(Stored data entries)
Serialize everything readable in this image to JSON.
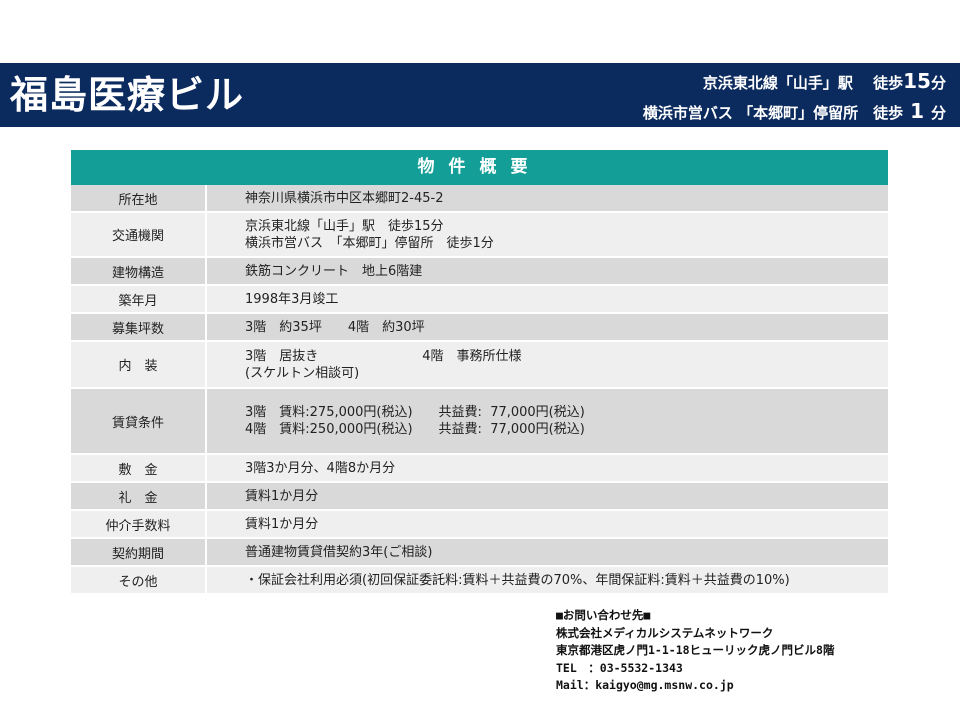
{
  "header": {
    "title": "福島医療ビル",
    "access_line1_prefix": "京浜東北線「山手」駅　 徒歩",
    "access_line1_num": "15",
    "access_line1_suffix": "分",
    "access_line2_prefix": "横浜市営バス 「本郷町」停留所　徒歩",
    "access_line2_num": " 1 ",
    "access_line2_suffix": "分"
  },
  "table": {
    "heading": "物件概要",
    "rows": [
      {
        "key": "所在地",
        "lines": [
          "神奈川県横浜市中区本郷町2-45-2"
        ]
      },
      {
        "key": "交通機関",
        "lines": [
          "京浜東北線「山手」駅　徒歩15分",
          "横浜市営バス　「本郷町」停留所　徒歩1分"
        ]
      },
      {
        "key": "建物構造",
        "lines": [
          "鉄筋コンクリート　地上6階建"
        ]
      },
      {
        "key": "築年月",
        "lines": [
          "1998年3月竣工"
        ]
      },
      {
        "key": "募集坪数",
        "lines": [
          "3階　約35坪　　4階　約30坪"
        ]
      },
      {
        "key": "内　装",
        "lines": [
          "3階　居抜き　　　　　　　　4階　事務所仕様",
          "(スケルトン相談可)"
        ]
      },
      {
        "key": "賃貸条件",
        "lines": [
          "3階　賃料:275,000円(税込)　　共益費:  77,000円(税込)",
          "4階　賃料:250,000円(税込)　　共益費:  77,000円(税込)"
        ]
      },
      {
        "key": "敷　金",
        "lines": [
          "3階3か月分、4階8か月分"
        ]
      },
      {
        "key": "礼　金",
        "lines": [
          "賃料1か月分"
        ]
      },
      {
        "key": "仲介手数料",
        "lines": [
          "賃料1か月分"
        ]
      },
      {
        "key": "契約期間",
        "lines": [
          "普通建物賃貸借契約3年(ご相談)"
        ]
      },
      {
        "key": "その他",
        "lines": [
          "・保証会社利用必須(初回保証委託料:賃料＋共益費の70%、年間保証料:賃料＋共益費の10%)"
        ]
      }
    ]
  },
  "contact": {
    "heading": "■お問い合わせ先■",
    "company": "株式会社メディカルシステムネットワーク",
    "address": "東京都港区虎ノ門1-1-18ヒューリック虎ノ門ビル8階",
    "tel": "TEL　：03-5532-1343",
    "mail": "Mail：kaigyo@mg.msnw.co.jp"
  }
}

REQUIRED WORK: Repeat the material above word for word and skip every image in it.

THE RESPONSE:
Serialize everything readable in this image to JSON.
{
  "header": {
    "title": "福島医療ビル",
    "access_line1_prefix": "京浜東北線「山手」駅　 徒歩",
    "access_line1_num": "15",
    "access_line1_suffix": "分",
    "access_line2_prefix": "横浜市営バス 「本郷町」停留所　徒歩",
    "access_line2_num": " 1 ",
    "access_line2_suffix": "分"
  },
  "table": {
    "heading": "物件概要",
    "rows": [
      {
        "key": "所在地",
        "lines": [
          "神奈川県横浜市中区本郷町2-45-2"
        ]
      },
      {
        "key": "交通機関",
        "lines": [
          "京浜東北線「山手」駅　徒歩15分",
          "横浜市営バス　「本郷町」停留所　徒歩1分"
        ]
      },
      {
        "key": "建物構造",
        "lines": [
          "鉄筋コンクリート　地上6階建"
        ]
      },
      {
        "key": "築年月",
        "lines": [
          "1998年3月竣工"
        ]
      },
      {
        "key": "募集坪数",
        "lines": [
          "3階　約35坪　　4階　約30坪"
        ]
      },
      {
        "key": "内　装",
        "lines": [
          "3階　居抜き　　　　　　　　4階　事務所仕様",
          "(スケルトン相談可)"
        ]
      },
      {
        "key": "賃貸条件",
        "lines": [
          "3階　賃料:275,000円(税込)　　共益費:  77,000円(税込)",
          "4階　賃料:250,000円(税込)　　共益費:  77,000円(税込)"
        ]
      },
      {
        "key": "敷　金",
        "lines": [
          "3階3か月分、4階8か月分"
        ]
      },
      {
        "key": "礼　金",
        "lines": [
          "賃料1か月分"
        ]
      },
      {
        "key": "仲介手数料",
        "lines": [
          "賃料1か月分"
        ]
      },
      {
        "key": "契約期間",
        "lines": [
          "普通建物賃貸借契約3年(ご相談)"
        ]
      },
      {
        "key": "その他",
        "lines": [
          "・保証会社利用必須(初回保証委託料:賃料＋共益費の70%、年間保証料:賃料＋共益費の10%)"
        ]
      }
    ]
  },
  "contact": {
    "heading": "■お問い合わせ先■",
    "company": "株式会社メディカルシステムネットワーク",
    "address": "東京都港区虎ノ門1-1-18ヒューリック虎ノ門ビル8階",
    "tel": "TEL　：03-5532-1343",
    "mail": "Mail：kaigyo@mg.msnw.co.jp"
  }
}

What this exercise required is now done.